#### [Document excerpt]
....................
# drywall screw size



## ship (Jun 13, 2009)

Just restocking my ammo cans of screws tonight for the first time in like twelve years.

Ok, we have for Black Oxide Coated Bugle Head Philips Screws, #6 fine or Coarse and #8 coarse or high/low threaded for many types of normal drywall screw.

At the home center tonight I noted that while 1.1/4" there was #6 coarse or fine in 1# boxes and #8 coarse in 5# boxes - High/low only available. For 2", only a choice only course #6 in 1# boxes or #8 coarse in 5# boxes.


Very dissippointed in that selection. Still had for 2" at least a few pounds of #8 screws in stock, just the thinner screws most needed I could not get in bulk, this much less coice of fine thread also not available.

Kind of dissipointed that the 1# verses the 5# boxes were not the same in size, this much less given 2" screw is often the screw of choice for me, it wasn't available at all in #6 size.

I mostly use 1.1/4 screws and 2" Philips drywall scews most. Like the smaller #6 size to them most often and dependant on the situation, fine thread more usually.

Yea.. could get them elsewhere but it's my local store. What's up with the 1# verses the 5# boxes being different wire gauges?

This much less what's your most used size of screw and what course and size do you ues?


----------



## thatactorguy (Jun 14, 2009)

At Playhouse, we use 1", 1 5/8", and 3" mostly, with the occasional 2 1/2" thrown in the mix, all course thread. A couple of the builders just go to Lowe's to get them (at $5/lb!!), refusing to go to the local lumber yard and get them for $2/lb. For them, it's a matter of convenience, old habit, and availability of the Lowe's credit card (we have a charge acct at the lumber yard)...


----------



## gafftaper (Jun 15, 2009)

Just expanding off of Thatactorguy's post

Never buy your wood screws, bolts, nuts, washers, lag screws, nails, or any sort of fastener at Home Depot/Lowes you will often pay twice the rate (or more) than your local lumber yard charges. 

In general, I find that my local lumber yard has better wood than the big box stores and free delivery with a $250 purchase. Can't beat that!


----------



## ship (Jun 23, 2009)

gafftaper said:


> Just expanding off of Thatactorguy's post
> 
> Never buy your wood screws, bolts, nuts, washers, lag screws, nails, or any sort of fastener at Home Depot/Lowes you will often pay twice the rate (or more) than your local lumber yard charges.
> 
> In general, I find that my local lumber yard has better wood than the big box stores and free delivery with a $250 purchase. Can't beat that!



While in college and between colleges I worked both for Builder's Square (big back in the 80's) and for Hines Lumber during the same period or eraly 90's as a sales person that worked at the special order/lumber desk for both during my summer breaks or while off from school.
....................
#### [Set task 1]
In the drywall screw thread, list every screw length that thatactorguy says is used at Playhouse.
#### [Set task 2]
Continue the drywall screw thread, picking up ship's final post after the sentence about working at Builder's Square and Hines Lumber.
The rows that follow come from a separate source.
....................
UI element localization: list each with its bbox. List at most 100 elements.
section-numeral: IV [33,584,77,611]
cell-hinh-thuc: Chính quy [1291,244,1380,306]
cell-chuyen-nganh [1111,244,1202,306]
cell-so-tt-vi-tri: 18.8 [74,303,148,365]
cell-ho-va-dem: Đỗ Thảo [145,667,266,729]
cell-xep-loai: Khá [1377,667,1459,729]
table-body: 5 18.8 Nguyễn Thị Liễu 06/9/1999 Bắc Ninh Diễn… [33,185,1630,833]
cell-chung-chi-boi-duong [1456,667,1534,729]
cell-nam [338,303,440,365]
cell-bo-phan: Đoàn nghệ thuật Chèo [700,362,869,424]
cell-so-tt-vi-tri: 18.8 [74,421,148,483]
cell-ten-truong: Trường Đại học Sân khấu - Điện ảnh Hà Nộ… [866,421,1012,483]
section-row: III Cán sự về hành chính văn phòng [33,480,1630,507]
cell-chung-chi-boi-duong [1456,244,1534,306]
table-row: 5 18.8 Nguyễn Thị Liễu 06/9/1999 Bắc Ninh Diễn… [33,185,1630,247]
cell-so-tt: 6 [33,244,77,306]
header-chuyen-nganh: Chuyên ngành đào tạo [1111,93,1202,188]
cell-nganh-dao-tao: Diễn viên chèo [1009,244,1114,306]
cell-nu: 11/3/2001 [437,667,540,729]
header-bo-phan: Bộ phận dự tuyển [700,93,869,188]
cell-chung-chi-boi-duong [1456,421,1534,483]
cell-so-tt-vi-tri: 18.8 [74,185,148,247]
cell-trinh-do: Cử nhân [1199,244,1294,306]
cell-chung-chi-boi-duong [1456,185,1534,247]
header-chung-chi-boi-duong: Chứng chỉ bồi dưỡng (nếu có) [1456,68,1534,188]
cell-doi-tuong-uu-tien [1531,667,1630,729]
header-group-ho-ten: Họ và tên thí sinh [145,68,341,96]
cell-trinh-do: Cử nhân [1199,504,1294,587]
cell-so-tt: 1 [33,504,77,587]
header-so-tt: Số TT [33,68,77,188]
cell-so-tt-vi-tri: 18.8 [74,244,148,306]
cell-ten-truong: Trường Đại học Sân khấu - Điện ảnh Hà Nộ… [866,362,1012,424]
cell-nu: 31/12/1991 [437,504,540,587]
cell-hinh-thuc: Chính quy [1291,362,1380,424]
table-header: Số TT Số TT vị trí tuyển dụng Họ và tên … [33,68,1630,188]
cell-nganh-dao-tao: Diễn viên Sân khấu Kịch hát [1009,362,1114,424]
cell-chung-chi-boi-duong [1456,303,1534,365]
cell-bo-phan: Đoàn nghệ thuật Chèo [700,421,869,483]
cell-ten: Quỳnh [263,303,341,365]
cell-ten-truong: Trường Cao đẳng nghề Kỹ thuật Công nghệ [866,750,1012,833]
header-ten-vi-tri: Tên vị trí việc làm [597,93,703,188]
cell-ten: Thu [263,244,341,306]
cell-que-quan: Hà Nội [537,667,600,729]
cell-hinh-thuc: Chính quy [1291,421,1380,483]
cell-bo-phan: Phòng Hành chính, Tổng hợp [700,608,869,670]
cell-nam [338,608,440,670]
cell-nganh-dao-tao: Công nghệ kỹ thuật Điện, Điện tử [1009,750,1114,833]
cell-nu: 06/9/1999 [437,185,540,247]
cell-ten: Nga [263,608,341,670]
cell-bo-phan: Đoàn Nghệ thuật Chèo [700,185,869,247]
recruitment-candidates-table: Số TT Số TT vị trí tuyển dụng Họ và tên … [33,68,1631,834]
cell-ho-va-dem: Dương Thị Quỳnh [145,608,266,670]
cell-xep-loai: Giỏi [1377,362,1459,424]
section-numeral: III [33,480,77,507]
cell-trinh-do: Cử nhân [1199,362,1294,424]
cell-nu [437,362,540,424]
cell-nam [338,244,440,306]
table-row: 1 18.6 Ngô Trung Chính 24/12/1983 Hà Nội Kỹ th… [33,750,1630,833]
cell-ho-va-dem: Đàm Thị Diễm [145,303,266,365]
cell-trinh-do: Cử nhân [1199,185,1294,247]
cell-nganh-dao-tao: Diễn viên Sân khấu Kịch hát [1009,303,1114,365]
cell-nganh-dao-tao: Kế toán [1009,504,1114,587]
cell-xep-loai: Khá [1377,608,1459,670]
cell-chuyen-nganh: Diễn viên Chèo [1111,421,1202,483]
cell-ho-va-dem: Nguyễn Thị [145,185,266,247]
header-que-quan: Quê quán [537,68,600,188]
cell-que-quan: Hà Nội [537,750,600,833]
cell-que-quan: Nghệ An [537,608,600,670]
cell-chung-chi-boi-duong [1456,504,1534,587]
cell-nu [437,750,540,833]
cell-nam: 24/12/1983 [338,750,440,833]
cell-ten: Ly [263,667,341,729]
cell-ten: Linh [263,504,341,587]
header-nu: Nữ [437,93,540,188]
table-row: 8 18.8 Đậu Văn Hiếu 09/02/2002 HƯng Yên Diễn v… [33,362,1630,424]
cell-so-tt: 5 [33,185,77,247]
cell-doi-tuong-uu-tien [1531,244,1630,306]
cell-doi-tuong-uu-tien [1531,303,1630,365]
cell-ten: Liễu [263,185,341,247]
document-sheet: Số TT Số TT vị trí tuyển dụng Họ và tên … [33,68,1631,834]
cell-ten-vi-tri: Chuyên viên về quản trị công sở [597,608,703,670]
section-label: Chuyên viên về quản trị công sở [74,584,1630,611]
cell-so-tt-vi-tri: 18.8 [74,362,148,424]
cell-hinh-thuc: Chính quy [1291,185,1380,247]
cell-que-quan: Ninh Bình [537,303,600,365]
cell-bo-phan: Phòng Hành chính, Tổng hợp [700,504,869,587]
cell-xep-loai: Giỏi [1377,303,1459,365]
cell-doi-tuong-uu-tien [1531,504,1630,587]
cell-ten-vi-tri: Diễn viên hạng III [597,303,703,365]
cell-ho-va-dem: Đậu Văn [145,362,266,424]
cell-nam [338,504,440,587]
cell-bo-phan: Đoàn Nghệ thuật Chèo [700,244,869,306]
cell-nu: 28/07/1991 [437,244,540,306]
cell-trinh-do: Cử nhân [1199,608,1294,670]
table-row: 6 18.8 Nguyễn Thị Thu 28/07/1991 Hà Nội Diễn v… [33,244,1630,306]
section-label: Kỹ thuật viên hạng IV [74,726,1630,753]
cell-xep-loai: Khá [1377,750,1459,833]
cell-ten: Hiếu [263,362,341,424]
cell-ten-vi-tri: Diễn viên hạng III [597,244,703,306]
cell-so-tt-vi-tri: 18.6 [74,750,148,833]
....................
#### [Task answer 1]
1", 1 5/8", 3", and the occasional 2 1/2"

#### [Task answer 2]
Can honestly say that based on what I remember and or what I see for lumber yard or home center be it lumber or fastener ain't the case of prices cheaper. Quality say for lumber might at times be better as a possibility but not assured but often while at the lumber yard we had a hard time especially on other than lumber matching the price of the home center by way of profit margin and price. What as a sales person there we made money on was the lumber and not the home owner sales, more the whole house sale = everything needed for that McMansion house on a flat truck dumped off onto the jobsite. Hines since closed down the branch I worked at as with Builder's Square I think out of business for the most part - K-Mart bying them out and introducing crap to sell destroyed their concept as with Menards I think almost going under in being the new guys in town and at one point in the mid-90's introducing crap or even now reducing what's on the floor so as to sell food in risking it though it is useful to shop for cat food while also shopping for drawer glides.

This much less, "we sell our experience" as why you shopped with us verses at the home center, this much less with all that experience in earning my way to the service desk at B'S, much less also contractor level senior cashieer when really needed, after Builder's Square, I got hired by the lumber yard but was not qualified to be a "Helpful Hardware Man" in applying to Ace Hardware. Still always love to walk into and hear advice by my "Helpful Hardware man" or pay such prices. Heck, no matter where I go I love to both chat with employees in understanding and or hear the employees explain stuff they at times don't fully comprehend and either laugh or take over for them.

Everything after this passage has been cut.